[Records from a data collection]
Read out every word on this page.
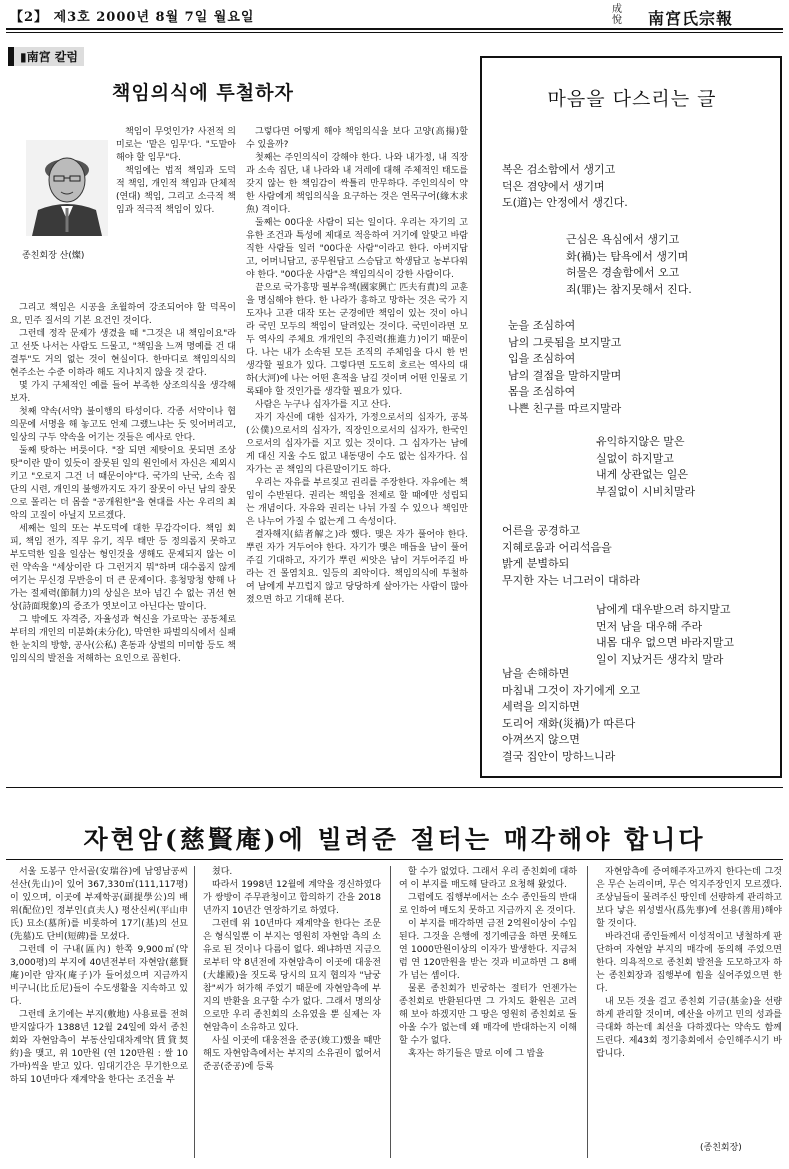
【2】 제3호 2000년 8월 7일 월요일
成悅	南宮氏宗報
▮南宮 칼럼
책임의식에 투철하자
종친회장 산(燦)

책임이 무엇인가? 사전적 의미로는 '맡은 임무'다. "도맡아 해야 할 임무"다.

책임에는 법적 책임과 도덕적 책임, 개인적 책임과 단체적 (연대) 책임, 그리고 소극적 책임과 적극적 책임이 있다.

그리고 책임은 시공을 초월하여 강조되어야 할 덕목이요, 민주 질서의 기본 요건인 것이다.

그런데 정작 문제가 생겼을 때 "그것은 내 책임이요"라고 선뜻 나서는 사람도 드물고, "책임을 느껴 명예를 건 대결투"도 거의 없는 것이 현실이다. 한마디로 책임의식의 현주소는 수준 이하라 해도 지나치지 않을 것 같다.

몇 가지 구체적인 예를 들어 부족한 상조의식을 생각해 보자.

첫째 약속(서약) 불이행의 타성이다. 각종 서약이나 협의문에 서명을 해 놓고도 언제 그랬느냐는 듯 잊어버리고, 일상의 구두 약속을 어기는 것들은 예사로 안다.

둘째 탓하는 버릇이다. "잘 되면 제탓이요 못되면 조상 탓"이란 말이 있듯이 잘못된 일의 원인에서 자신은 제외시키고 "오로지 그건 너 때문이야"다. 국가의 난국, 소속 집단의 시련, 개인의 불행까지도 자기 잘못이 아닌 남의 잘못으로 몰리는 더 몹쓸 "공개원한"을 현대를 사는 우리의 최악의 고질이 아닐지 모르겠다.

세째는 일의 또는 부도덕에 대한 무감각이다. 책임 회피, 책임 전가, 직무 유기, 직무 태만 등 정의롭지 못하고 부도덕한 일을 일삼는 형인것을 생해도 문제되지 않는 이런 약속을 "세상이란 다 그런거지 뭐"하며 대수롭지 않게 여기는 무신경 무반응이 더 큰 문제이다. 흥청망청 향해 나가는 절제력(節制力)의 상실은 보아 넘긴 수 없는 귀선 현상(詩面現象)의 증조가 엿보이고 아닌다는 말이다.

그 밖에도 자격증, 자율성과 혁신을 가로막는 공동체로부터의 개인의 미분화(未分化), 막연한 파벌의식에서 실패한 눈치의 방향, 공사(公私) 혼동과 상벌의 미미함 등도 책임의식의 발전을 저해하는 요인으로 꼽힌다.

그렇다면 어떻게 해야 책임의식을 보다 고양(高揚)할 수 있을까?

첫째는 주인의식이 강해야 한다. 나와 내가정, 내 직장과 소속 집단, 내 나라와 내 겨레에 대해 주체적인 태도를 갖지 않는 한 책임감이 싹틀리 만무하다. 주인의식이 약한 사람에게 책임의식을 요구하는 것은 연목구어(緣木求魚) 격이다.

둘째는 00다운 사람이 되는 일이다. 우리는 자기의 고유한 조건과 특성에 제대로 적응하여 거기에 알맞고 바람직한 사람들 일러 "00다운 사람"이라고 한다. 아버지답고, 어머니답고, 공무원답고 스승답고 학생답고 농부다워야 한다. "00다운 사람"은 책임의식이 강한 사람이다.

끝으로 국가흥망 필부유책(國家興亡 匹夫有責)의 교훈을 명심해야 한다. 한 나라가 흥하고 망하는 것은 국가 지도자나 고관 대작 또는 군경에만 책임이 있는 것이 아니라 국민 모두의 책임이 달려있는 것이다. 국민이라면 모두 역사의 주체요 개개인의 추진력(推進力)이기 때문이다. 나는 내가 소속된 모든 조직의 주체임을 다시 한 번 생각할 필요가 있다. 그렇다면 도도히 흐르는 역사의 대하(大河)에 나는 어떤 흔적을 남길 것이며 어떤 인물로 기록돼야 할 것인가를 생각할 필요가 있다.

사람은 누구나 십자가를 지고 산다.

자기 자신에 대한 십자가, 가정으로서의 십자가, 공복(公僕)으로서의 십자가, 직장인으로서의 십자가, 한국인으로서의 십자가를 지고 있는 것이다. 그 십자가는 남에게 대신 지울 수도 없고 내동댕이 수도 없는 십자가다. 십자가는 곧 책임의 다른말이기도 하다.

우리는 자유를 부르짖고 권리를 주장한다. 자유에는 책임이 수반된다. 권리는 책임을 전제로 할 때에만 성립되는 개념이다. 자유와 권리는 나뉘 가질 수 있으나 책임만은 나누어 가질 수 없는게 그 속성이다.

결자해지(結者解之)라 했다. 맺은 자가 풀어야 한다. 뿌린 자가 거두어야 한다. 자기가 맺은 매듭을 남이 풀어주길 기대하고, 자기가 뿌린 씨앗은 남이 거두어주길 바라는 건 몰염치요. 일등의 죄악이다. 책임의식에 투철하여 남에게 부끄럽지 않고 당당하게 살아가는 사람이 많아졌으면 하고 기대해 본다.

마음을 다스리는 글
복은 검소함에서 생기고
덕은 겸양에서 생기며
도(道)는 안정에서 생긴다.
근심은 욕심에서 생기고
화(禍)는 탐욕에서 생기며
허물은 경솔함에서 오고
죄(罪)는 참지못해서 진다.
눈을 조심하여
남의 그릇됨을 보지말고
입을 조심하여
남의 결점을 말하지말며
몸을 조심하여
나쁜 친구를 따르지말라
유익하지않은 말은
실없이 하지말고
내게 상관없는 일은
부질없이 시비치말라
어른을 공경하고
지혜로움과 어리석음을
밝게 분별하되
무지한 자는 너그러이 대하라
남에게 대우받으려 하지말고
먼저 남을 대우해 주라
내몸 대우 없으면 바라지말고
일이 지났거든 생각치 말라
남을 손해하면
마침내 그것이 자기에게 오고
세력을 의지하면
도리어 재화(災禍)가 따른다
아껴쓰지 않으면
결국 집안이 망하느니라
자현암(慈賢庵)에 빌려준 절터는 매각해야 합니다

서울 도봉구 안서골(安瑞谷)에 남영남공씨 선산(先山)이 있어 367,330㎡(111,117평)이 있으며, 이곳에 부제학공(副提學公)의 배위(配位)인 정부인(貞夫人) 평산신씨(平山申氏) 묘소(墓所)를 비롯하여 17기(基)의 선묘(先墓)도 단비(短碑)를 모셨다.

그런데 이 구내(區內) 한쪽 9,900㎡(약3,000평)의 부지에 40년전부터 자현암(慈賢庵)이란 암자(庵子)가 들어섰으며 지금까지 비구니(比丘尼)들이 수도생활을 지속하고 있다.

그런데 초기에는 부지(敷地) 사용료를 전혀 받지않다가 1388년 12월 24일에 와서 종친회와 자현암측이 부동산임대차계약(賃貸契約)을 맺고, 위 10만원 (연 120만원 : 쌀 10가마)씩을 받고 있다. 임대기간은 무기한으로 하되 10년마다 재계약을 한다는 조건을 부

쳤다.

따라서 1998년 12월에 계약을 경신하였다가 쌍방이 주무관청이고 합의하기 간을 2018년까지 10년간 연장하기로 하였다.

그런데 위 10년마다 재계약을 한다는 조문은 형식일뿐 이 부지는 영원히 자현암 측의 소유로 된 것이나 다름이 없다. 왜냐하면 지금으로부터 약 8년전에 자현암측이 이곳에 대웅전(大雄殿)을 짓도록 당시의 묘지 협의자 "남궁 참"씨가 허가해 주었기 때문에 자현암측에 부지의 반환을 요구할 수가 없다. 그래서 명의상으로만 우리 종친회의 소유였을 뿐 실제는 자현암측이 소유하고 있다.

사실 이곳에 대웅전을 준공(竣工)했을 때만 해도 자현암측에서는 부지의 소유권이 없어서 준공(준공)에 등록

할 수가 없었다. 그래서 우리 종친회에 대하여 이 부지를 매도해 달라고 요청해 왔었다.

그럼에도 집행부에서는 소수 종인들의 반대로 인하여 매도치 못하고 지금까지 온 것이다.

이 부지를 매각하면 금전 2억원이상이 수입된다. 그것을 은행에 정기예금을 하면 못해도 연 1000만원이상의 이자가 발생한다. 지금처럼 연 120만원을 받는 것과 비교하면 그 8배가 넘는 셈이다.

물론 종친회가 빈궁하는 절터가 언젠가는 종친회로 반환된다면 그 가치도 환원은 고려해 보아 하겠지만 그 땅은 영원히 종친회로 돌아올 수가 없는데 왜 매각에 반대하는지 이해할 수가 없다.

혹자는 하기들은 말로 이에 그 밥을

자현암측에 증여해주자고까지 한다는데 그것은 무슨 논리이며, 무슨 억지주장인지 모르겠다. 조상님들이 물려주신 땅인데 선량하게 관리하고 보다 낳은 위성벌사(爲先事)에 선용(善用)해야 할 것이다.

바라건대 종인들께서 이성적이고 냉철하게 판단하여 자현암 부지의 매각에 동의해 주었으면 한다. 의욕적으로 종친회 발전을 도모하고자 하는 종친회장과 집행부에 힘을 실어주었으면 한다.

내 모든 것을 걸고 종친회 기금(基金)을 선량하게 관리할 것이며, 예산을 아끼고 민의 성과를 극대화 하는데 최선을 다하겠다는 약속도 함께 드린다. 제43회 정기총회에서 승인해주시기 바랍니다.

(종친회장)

==

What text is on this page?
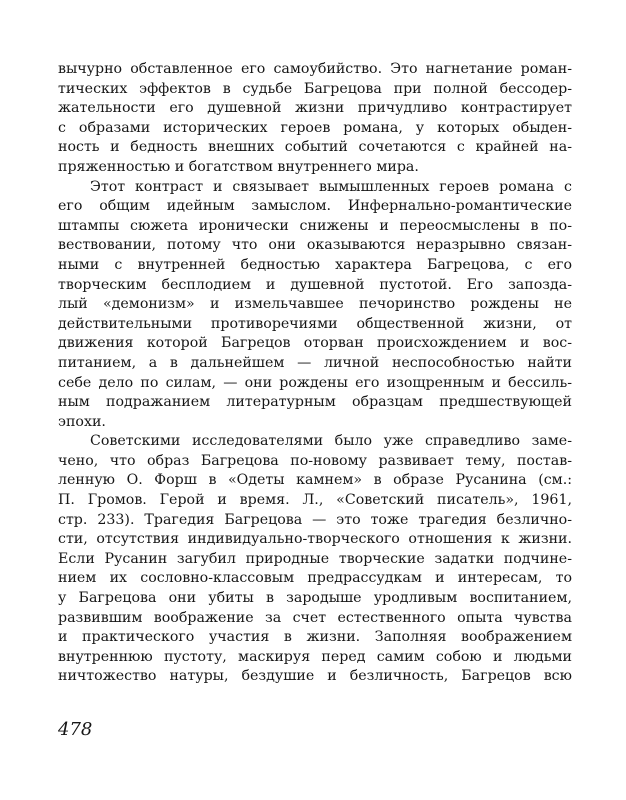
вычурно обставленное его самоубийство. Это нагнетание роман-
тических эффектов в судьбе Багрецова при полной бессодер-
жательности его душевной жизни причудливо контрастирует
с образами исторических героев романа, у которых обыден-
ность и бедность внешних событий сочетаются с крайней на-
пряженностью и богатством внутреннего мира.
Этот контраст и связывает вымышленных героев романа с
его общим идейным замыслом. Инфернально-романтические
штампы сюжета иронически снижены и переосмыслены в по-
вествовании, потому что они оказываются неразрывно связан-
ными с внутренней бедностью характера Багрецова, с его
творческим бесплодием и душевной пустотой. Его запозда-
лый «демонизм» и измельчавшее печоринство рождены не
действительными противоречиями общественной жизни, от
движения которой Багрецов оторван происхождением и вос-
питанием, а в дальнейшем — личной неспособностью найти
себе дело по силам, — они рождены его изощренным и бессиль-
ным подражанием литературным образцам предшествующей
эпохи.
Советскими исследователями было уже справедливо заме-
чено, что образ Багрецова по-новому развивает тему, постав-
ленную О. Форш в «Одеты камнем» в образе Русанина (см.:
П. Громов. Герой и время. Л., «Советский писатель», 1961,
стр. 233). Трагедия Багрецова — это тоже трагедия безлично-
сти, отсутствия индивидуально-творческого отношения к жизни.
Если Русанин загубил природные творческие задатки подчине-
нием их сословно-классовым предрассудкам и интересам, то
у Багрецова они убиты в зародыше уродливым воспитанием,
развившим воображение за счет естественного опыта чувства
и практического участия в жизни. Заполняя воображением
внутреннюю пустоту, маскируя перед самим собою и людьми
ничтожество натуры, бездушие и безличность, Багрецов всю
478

• **Requirement**
Check each line of the records for "책임의식의" and copy the ones that contain it.

• **Output below**
그런데 정작 문제가 생겼을 때 "그것은 내 책임이요"라고 선뜻 나서는 사람도 드물고, "책임을 느껴 명예를 건 대결투"도 거의 없는 것이 현실이다. 한마디로 책임의식의 현주소는 수준 이하라 해도 지나치지 않을 것 같다.
그 밖에도 자격증, 자율성과 혁신을 가로막는 공동체로부터의 개인의 미분화(未分化), 막연한 파벌의식에서 실패한 눈치의 방향, 공사(公私) 혼동과 상벌의 미미함 등도 책임의식의 발전을 저해하는 요인으로 꼽힌다.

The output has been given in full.